— AVAILABLE DATA —

--------------------

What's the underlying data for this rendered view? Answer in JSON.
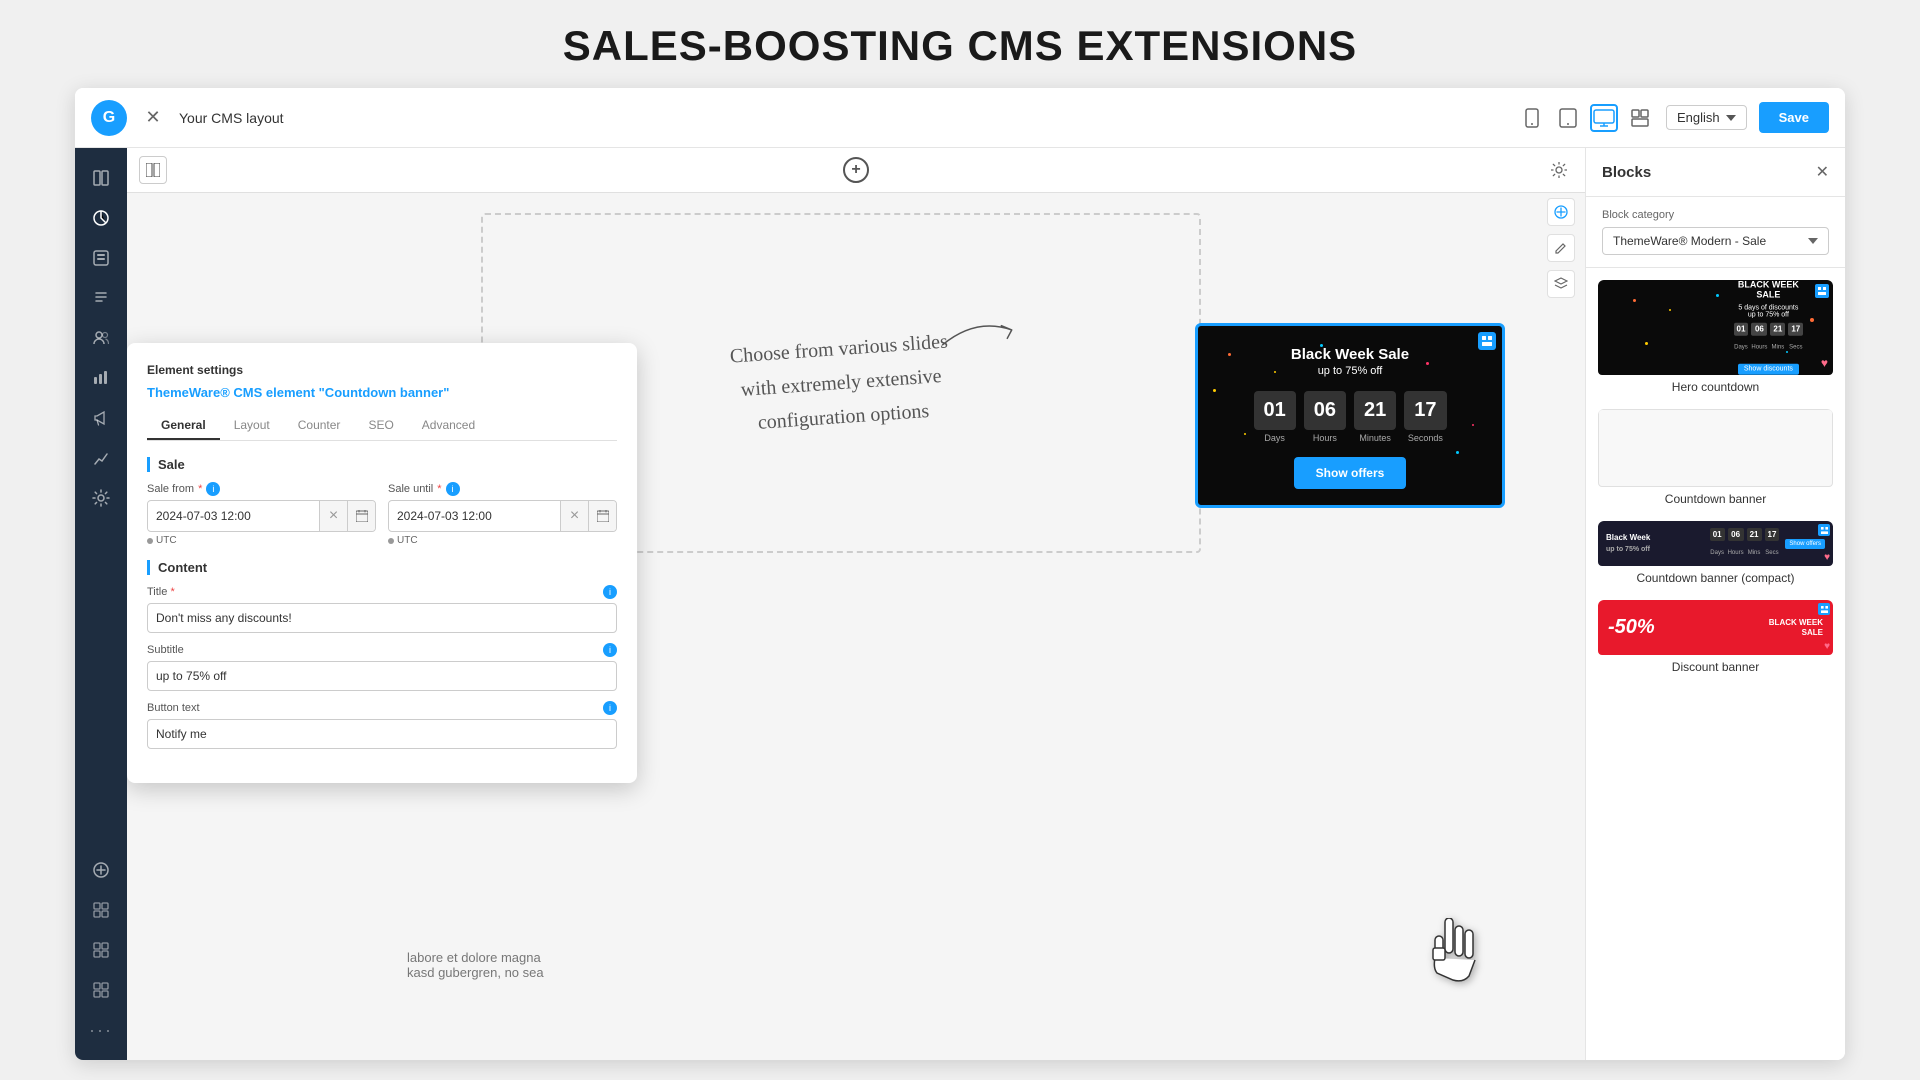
{
  "page": {
    "title": "SALES-BOOSTING CMS EXTENSIONS"
  },
  "topbar": {
    "logo_text": "G",
    "close_label": "×",
    "layout_title": "Your CMS layout",
    "language": "English",
    "save_label": "Save"
  },
  "device_icons": [
    {
      "name": "mobile-icon",
      "label": "📱"
    },
    {
      "name": "tablet-icon",
      "label": "💻"
    },
    {
      "name": "desktop-icon",
      "label": "🖥",
      "active": true
    },
    {
      "name": "layout-icon",
      "label": "▦"
    }
  ],
  "sidebar": {
    "icons": [
      {
        "name": "dashboard-icon",
        "symbol": "◎"
      },
      {
        "name": "pages-icon",
        "symbol": "⊞"
      },
      {
        "name": "content-icon",
        "symbol": "📄"
      },
      {
        "name": "users-icon",
        "symbol": "👥"
      },
      {
        "name": "marketing-icon",
        "symbol": "📊"
      },
      {
        "name": "analytics-icon",
        "symbol": "⟳"
      },
      {
        "name": "settings-icon",
        "symbol": "⚙"
      },
      {
        "name": "plugins-icon",
        "symbol": "⊕"
      },
      {
        "name": "table1-icon",
        "symbol": "▦"
      },
      {
        "name": "table2-icon",
        "symbol": "▦"
      },
      {
        "name": "table3-icon",
        "symbol": "▦"
      },
      {
        "name": "table4-icon",
        "symbol": "▦"
      }
    ]
  },
  "canvas": {
    "handwritten_text": "Choose from various slides\nwith extremely extensive\nconfiguration options",
    "add_button_label": "+"
  },
  "countdown_banner": {
    "title": "Black Week Sale",
    "subtitle": "up to 75% off",
    "days_label": "Days",
    "hours_label": "Hours",
    "minutes_label": "Minutes",
    "seconds_label": "Seconds",
    "days_value": "01",
    "hours_value": "06",
    "minutes_value": "21",
    "seconds_value": "17",
    "button_label": "Show offers"
  },
  "element_settings": {
    "panel_title": "Element settings",
    "element_title": "ThemeWare® CMS element \"Countdown banner\"",
    "tabs": [
      "General",
      "Layout",
      "Counter",
      "SEO",
      "Advanced"
    ],
    "active_tab": "General",
    "sections": {
      "sale": {
        "title": "Sale",
        "sale_from_label": "Sale from",
        "sale_until_label": "Sale until",
        "sale_from_value": "2024-07-03 12:00",
        "sale_until_value": "2024-07-03 12:00",
        "utc_label": "UTC"
      },
      "content": {
        "title": "Content",
        "title_label": "Title",
        "title_value": "Don't miss any discounts!",
        "subtitle_label": "Subtitle",
        "subtitle_value": "up to 75% off",
        "button_text_label": "Button text",
        "button_text_value": "Notify me"
      }
    }
  },
  "right_panel": {
    "title": "Blocks",
    "close_label": "×",
    "category_label": "Block category",
    "category_value": "ThemeWare® Modern - Sale",
    "blocks": [
      {
        "id": "hero-countdown",
        "label": "Hero countdown",
        "type": "hero"
      },
      {
        "id": "countdown-banner",
        "label": "Countdown banner",
        "type": "countdown"
      },
      {
        "id": "countdown-banner-compact",
        "label": "Countdown banner (compact)",
        "type": "compact"
      },
      {
        "id": "discount-banner",
        "label": "Discount banner",
        "type": "discount"
      }
    ]
  }
}
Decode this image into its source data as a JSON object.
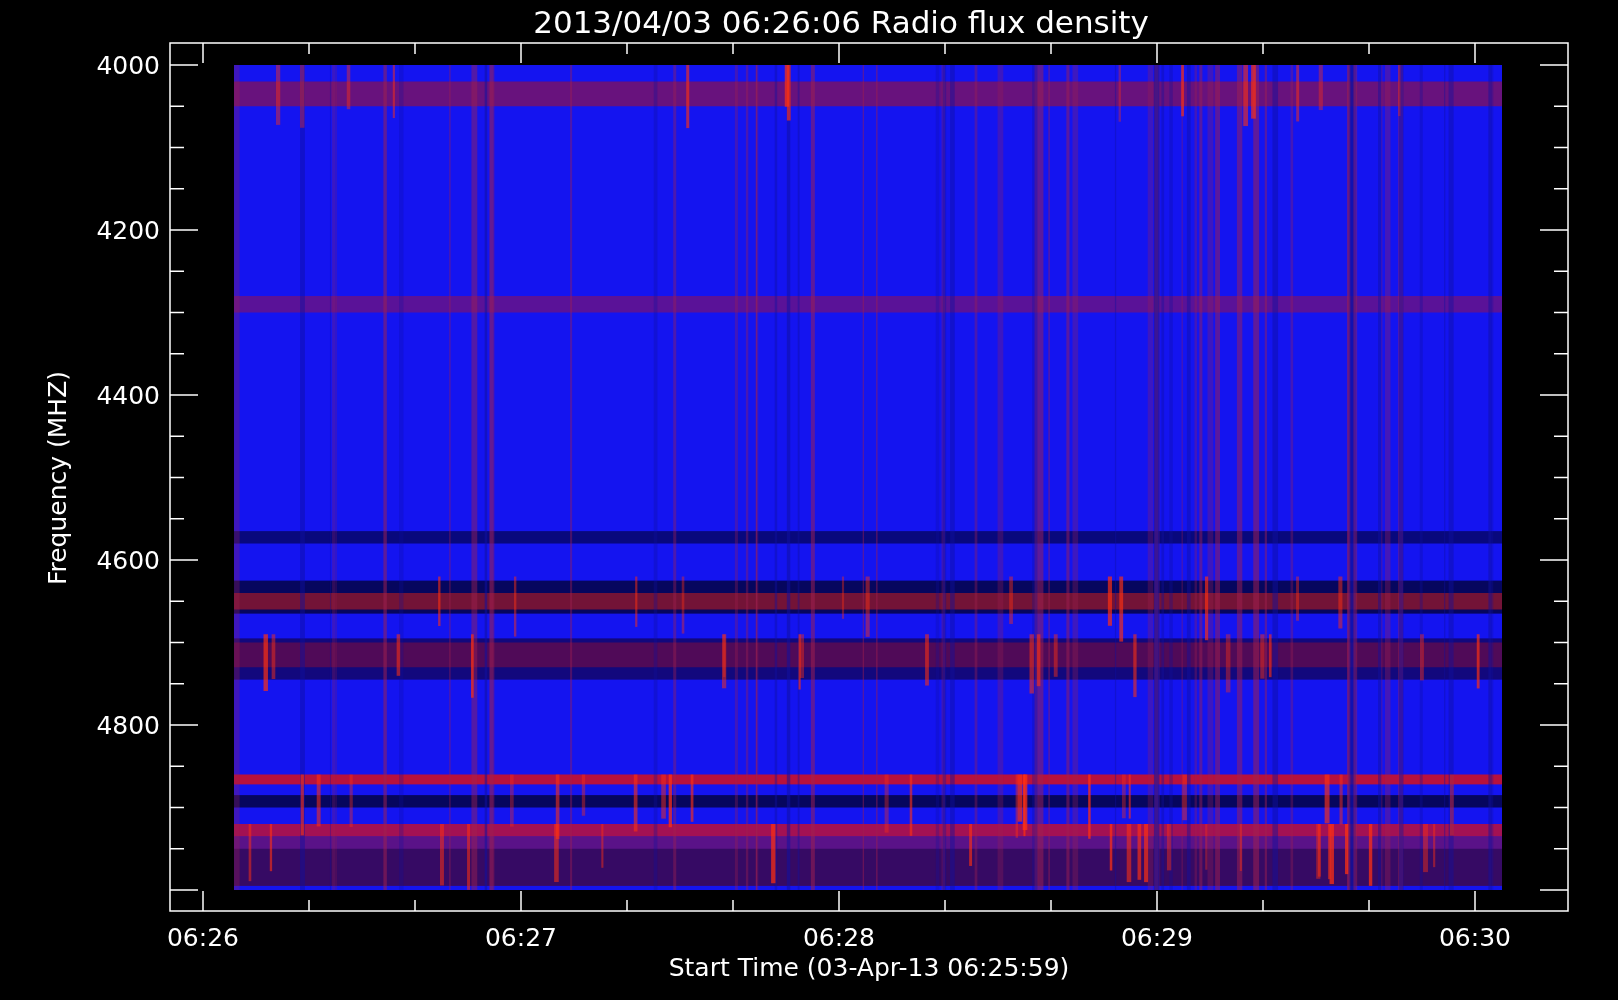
{
  "title": "2013/04/03 06:26:06 Radio flux density",
  "y_axis": {
    "label": "Frequency (MHZ)",
    "ticks": [
      "4000",
      "4200",
      "4400",
      "4600",
      "4800"
    ]
  },
  "x_axis": {
    "label": "Start Time (03-Apr-13 06:25:59)",
    "ticks": [
      "06:26",
      "06:27",
      "06:28",
      "06:29",
      "06:30"
    ]
  }
}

--------------------

— SHORT TASK —
Starting from the line where "Decode this image" appears, copy every line through the end of the material, both ends included, but no pictures.

— SOLUTION FOR THIS EXERCISE —
Decode this image into its source data as a JSON object.
{
  "title": "2013/04/03 06:26:06 Radio flux density",
  "y_axis": {
    "label": "Frequency (MHZ)",
    "ticks": [
      "4000",
      "4200",
      "4400",
      "4600",
      "4800"
    ]
  },
  "x_axis": {
    "label": "Start Time (03-Apr-13 06:25:59)",
    "ticks": [
      "06:26",
      "06:27",
      "06:28",
      "06:29",
      "06:30"
    ]
  }
}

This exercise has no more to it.